§ **What the task asks**:
Resume the blog entry about the morning at Trafalgar Square, picking up right after its final sentence.

Friday, August 29, 2008

At Least Three Counts of Heresy

Tuesday, August 26, 2008

We met this morning at Trafalgar Square again and were instructed to look around at the various statues that stand in the square. The main monument, of course, is the enormous pillar with a statue of Admiral Nelson on it. The others were also of various Napoleonic War era military types, and one statue of George II. There was also one formerly empty space known as the Fourth Plinth, which was supposed to house a statue of William IV, but it was never built. Instead, it is the site of a rotating exhibition pieces. So, out of place amongst all the military heroes was a brightly colored Plexiglas model for a modern hotel. I’m not sure how this earned a spot on this coveted platform, because I don’t think this hotel will ever be built, and it doesn’t exactly match the aesthetic of the square.

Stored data
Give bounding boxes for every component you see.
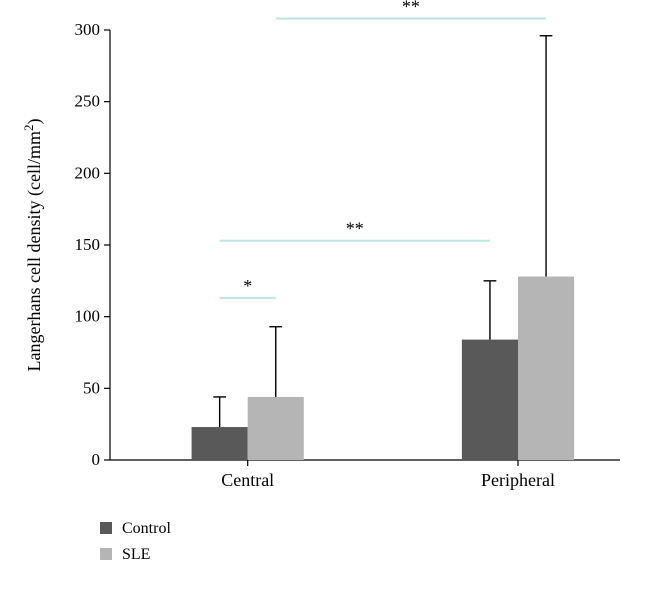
y-tick-label: 250 <box>75 92 101 111</box>
y-tick-label: 300 <box>75 20 101 39</box>
significance-label: ** <box>402 0 420 17</box>
y-tick-label: 150 <box>75 235 101 254</box>
significance-label: * <box>243 276 252 296</box>
significance-label: ** <box>346 219 364 239</box>
x-tick-label: Central <box>221 470 274 490</box>
y-tick-label: 50 <box>83 378 100 397</box>
chart-container: 0 50 100 150 200 250 300 Langerhans cell densit… <box>0 0 661 594</box>
bar <box>518 277 574 460</box>
bar <box>462 340 518 460</box>
legend-swatch <box>100 522 112 534</box>
legend-label: Control <box>122 520 171 537</box>
bar-chart: 0 50 100 150 200 250 300 Langerhans cell densit… <box>0 0 661 594</box>
bar <box>248 397 304 460</box>
x-tick-label: Peripheral <box>481 470 555 490</box>
y-axis-label: Langerhans cell density (cell/mm2) <box>21 119 46 372</box>
bar <box>192 427 248 460</box>
legend-swatch <box>100 548 112 560</box>
y-tick-label: 100 <box>75 307 101 326</box>
legend-label: SLE <box>122 546 150 563</box>
y-tick-label: 0 <box>92 450 101 469</box>
y-tick-label: 200 <box>75 163 101 182</box>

§ **The output**:
In any case, we met by the fountain and discussed the qualifications for getting a bust or statue in the square, and then in the portrait gallery behind us. I loved the National Portrait Gallery. We began in the 16th century, and I saw many famous Tutor portraits (a beautiful one of Catherine Parr, an impressive Henry VIII, several famous portraits of Elizabeth I). I saw the famous portrait of Shakespeare, which nearly made my heart stop. I had to go back and see it twice before I left. Chad made sure that I saw the portrait of Milton, but I’ll admit that it was not the religious experience that I thought it would be, since the portrait was of him as a teenager and it didn’t have quite the same impact. In the Romantics room I saw the same portraits of Shelley, Mary Shelley, and Byron that I remember from my textbooks. The room dedicated to Charles I certainly did its job. I was truly moved by all the different depictions of the trial, execution, martyrdom of the king. Poor Charles. It reminded me of depictions of Jeanne d’Arc and all of the depictions of her story I’ve seen over the years.
I then moved on to the more modern paintings—a portrait of Queen Elizabeth II done by Andy Warhol, a couple paintings of Prince Charles, and then even some contemporary portraits of pop culture icons and sports heroes.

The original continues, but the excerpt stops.